:: Directive ::
Locate each line below that includes "مذهب" and reproduce it.

:: Data entries ::
---
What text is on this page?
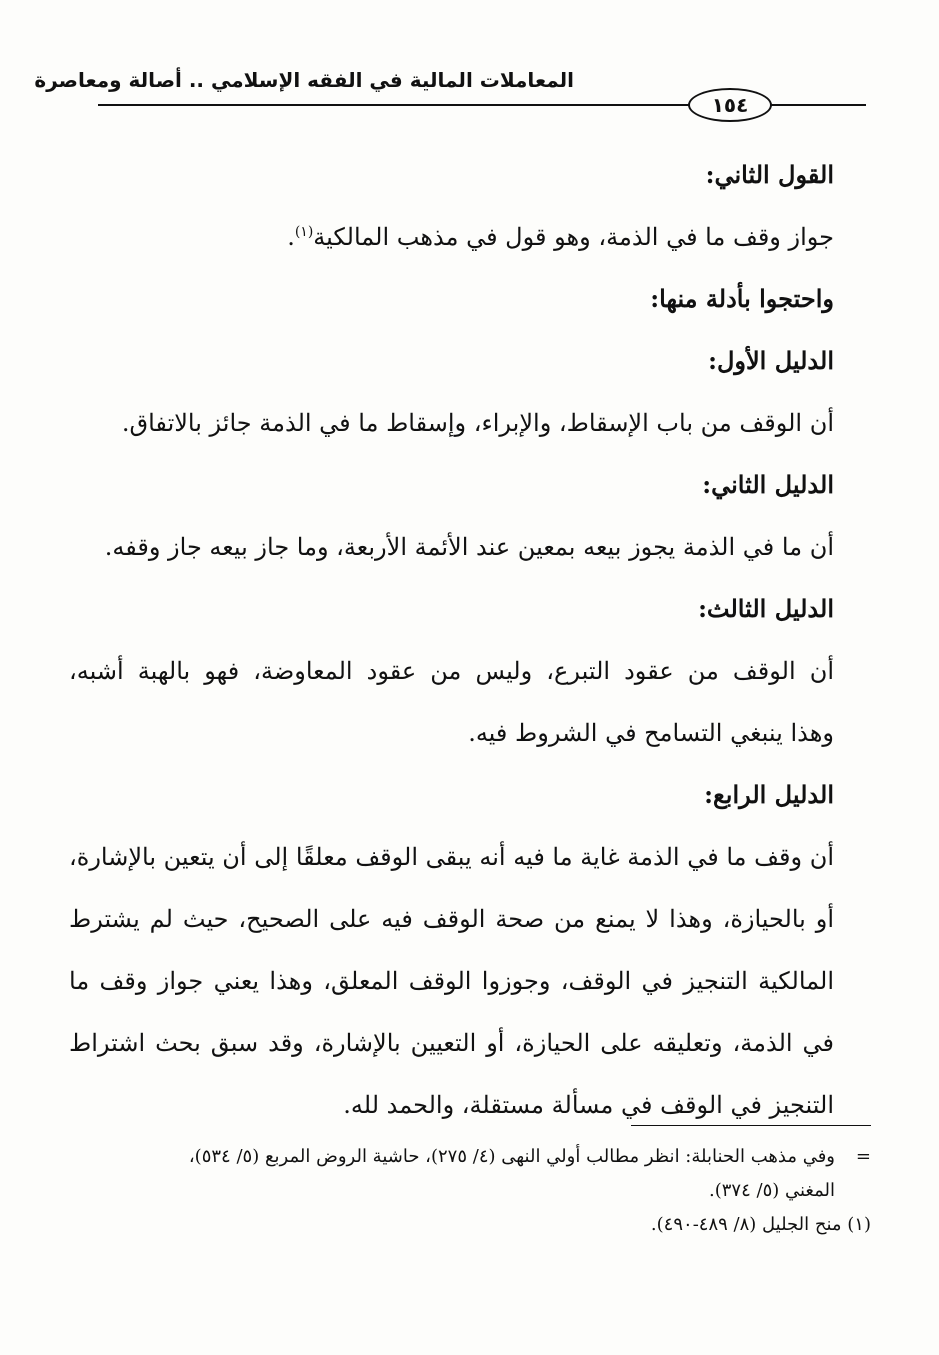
المعاملات المالية في الفقه الإسلامي .. أصالة ومعاصرة
١٥٤
القول الثاني:
جواز وقف ما في الذمة، وهو قول في مذهب المالكية$^{(١)}$.
واحتجوا بأدلة منها:
الدليل الأول:
أن الوقف من باب الإسقاط، والإبراء، وإسقاط ما في الذمة جائز بالاتفاق.
الدليل الثاني:
أن ما في الذمة يجوز بيعه بمعين عند الأئمة الأربعة، وما جاز بيعه جاز وقفه.
الدليل الثالث:
أن الوقف من عقود التبرع، وليس من عقود المعاوضة، فهو بالهبة أشبه،
وهذا ينبغي التسامح في الشروط فيه.
الدليل الرابع:
أن وقف ما في الذمة غاية ما فيه أنه يبقى الوقف معلقًا إلى أن يتعين بالإشارة،
أو بالحيازة، وهذا لا يمنع من صحة الوقف فيه على الصحيح، حيث لم يشترط
المالكية التنجيز في الوقف، وجوزوا الوقف المعلق، وهذا يعني جواز وقف ما
في الذمة، وتعليقه على الحيازة، أو التعيين بالإشارة، وقد سبق بحث اشتراط
التنجيز في الوقف في مسألة مستقلة، والحمد لله.
=وفي مذهب الحنابلة: انظر مطالب أولي النهى (٤/ ٢٧٥)، حاشية الروض المربع (٥/ ٥٣٤)،
المغني (٥/ ٣٧٤).
(١) منح الجليل (٨/ ٤٨٩-٤٩٠).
---
:: Reply ::
جواز وقف ما في الذمة، وهو قول في مذهب المالكية$^{(١)}$.
=وفي مذهب الحنابلة: انظر مطالب أولي النهى (٤/ ٢٧٥)، حاشية الروض المربع (٥/ ٥٣٤)،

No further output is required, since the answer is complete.